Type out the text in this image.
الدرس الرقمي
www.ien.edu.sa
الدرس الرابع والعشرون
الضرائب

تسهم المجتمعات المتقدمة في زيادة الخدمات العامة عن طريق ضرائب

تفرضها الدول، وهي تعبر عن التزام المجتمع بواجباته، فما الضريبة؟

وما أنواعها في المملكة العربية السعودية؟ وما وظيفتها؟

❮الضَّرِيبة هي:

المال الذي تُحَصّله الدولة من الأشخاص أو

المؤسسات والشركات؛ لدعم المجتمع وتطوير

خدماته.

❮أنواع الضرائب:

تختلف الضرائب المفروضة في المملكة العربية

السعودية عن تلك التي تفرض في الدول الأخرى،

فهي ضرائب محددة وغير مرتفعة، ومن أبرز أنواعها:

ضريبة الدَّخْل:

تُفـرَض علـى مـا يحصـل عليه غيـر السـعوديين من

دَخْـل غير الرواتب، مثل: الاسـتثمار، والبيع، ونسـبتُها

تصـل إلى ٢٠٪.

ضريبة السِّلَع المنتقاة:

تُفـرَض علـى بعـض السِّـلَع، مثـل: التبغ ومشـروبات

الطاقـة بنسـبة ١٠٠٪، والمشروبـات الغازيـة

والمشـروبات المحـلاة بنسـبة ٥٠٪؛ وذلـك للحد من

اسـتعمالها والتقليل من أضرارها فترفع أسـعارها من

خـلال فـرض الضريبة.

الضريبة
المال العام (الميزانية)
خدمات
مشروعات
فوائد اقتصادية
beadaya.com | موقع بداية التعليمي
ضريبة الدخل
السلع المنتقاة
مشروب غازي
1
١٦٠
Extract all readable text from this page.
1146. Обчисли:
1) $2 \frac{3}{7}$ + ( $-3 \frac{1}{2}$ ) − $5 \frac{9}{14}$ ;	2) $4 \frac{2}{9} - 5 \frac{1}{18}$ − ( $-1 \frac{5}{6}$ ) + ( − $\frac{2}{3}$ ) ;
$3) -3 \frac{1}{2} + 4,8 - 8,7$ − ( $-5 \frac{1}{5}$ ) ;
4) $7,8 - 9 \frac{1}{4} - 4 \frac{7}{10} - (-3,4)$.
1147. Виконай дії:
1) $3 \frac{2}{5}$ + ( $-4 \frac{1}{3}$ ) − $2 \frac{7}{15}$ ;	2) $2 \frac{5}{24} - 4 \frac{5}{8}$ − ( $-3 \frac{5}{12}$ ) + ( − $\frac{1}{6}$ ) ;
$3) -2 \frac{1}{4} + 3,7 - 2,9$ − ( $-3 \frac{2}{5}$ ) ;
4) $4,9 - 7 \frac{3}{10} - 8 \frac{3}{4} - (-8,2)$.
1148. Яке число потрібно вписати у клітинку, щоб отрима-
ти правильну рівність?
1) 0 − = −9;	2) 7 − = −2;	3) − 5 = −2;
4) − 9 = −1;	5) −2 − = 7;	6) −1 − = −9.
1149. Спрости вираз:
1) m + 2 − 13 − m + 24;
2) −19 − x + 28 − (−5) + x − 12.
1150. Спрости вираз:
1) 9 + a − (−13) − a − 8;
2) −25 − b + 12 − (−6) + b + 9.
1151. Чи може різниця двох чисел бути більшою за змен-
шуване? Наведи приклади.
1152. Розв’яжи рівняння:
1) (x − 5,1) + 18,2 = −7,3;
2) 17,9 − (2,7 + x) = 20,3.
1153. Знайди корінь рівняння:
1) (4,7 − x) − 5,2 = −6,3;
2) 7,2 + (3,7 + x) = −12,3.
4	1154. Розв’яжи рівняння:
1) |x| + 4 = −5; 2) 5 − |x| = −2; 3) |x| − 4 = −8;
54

☆ ☆ ☆ ☆ ☆

*Request*
Restate each of the entries above verbatim.

*The answer*
Type out the text in this image.
الدرس الرقمي
www.ien.edu.sa
الدرس الرابع والعشرون
الضرائب

تسهم المجتمعات المتقدمة في زيادة الخدمات العامة عن طريق ضرائب

تفرضها الدول، وهي تعبر عن التزام المجتمع بواجباته، فما الضريبة؟

وما أنواعها في المملكة العربية السعودية؟ وما وظيفتها؟

❮الضَّرِيبة هي:

المال الذي تُحَصّله الدولة من الأشخاص أو

المؤسسات والشركات؛ لدعم المجتمع وتطوير

خدماته.

❮أنواع الضرائب:

تختلف الضرائب المفروضة في المملكة العربية

السعودية عن تلك التي تفرض في الدول الأخرى،

فهي ضرائب محددة وغير مرتفعة، ومن أبرز أنواعها:

ضريبة الدَّخْل:

تُفـرَض علـى مـا يحصـل عليه غيـر السـعوديين من

دَخْـل غير الرواتب، مثل: الاسـتثمار، والبيع، ونسـبتُها

تصـل إلى ٢٠٪.

ضريبة السِّلَع المنتقاة:

تُفـرَض علـى بعـض السِّـلَع، مثـل: التبغ ومشـروبات

الطاقـة بنسـبة ١٠٠٪، والمشروبـات الغازيـة

والمشـروبات المحـلاة بنسـبة ٥٠٪؛ وذلـك للحد من

اسـتعمالها والتقليل من أضرارها فترفع أسـعارها من

خـلال فـرض الضريبة.

الضريبة
المال العام (الميزانية)
خدمات
مشروعات
فوائد اقتصادية
beadaya.com | موقع بداية التعليمي
ضريبة الدخل
السلع المنتقاة
مشروب غازي
1
١٦٠
Extract all readable text from this page.
1146. Обчисли:
1) $2 \frac{3}{7}$ + ( $-3 \frac{1}{2}$ ) − $5 \frac{9}{14}$ ;	2) $4 \frac{2}{9} - 5 \frac{1}{18}$ − ( $-1 \frac{5}{6}$ ) + ( − $\frac{2}{3}$ ) ;
$3) -3 \frac{1}{2} + 4,8 - 8,7$ − ( $-5 \frac{1}{5}$ ) ;
4) $7,8 - 9 \frac{1}{4} - 4 \frac{7}{10} - (-3,4)$.
1147. Виконай дії:
1) $3 \frac{2}{5}$ + ( $-4 \frac{1}{3}$ ) − $2 \frac{7}{15}$ ;	2) $2 \frac{5}{24} - 4 \frac{5}{8}$ − ( $-3 \frac{5}{12}$ ) + ( − $\frac{1}{6}$ ) ;
$3) -2 \frac{1}{4} + 3,7 - 2,9$ − ( $-3 \frac{2}{5}$ ) ;
4) $4,9 - 7 \frac{3}{10} - 8 \frac{3}{4} - (-8,2)$.
1148. Яке число потрібно вписати у клітинку, щоб отрима-
ти правильну рівність?
1) 0 − = −9;	2) 7 − = −2;	3) − 5 = −2;
4) − 9 = −1;	5) −2 − = 7;	6) −1 − = −9.
1149. Спрости вираз:
1) m + 2 − 13 − m + 24;
2) −19 − x + 28 − (−5) + x − 12.
1150. Спрости вираз:
1) 9 + a − (−13) − a − 8;
2) −25 − b + 12 − (−6) + b + 9.
1151. Чи може різниця двох чисел бути більшою за змен-
шуване? Наведи приклади.
1152. Розв’яжи рівняння:
1) (x − 5,1) + 18,2 = −7,3;
2) 17,9 − (2,7 + x) = 20,3.
1153. Знайди корінь рівняння:
1) (4,7 − x) − 5,2 = −6,3;
2) 7,2 + (3,7 + x) = −12,3.
4	1154. Розв’яжи рівняння:
1) |x| + 4 = −5; 2) 5 − |x| = −2; 3) |x| − 4 = −8;
54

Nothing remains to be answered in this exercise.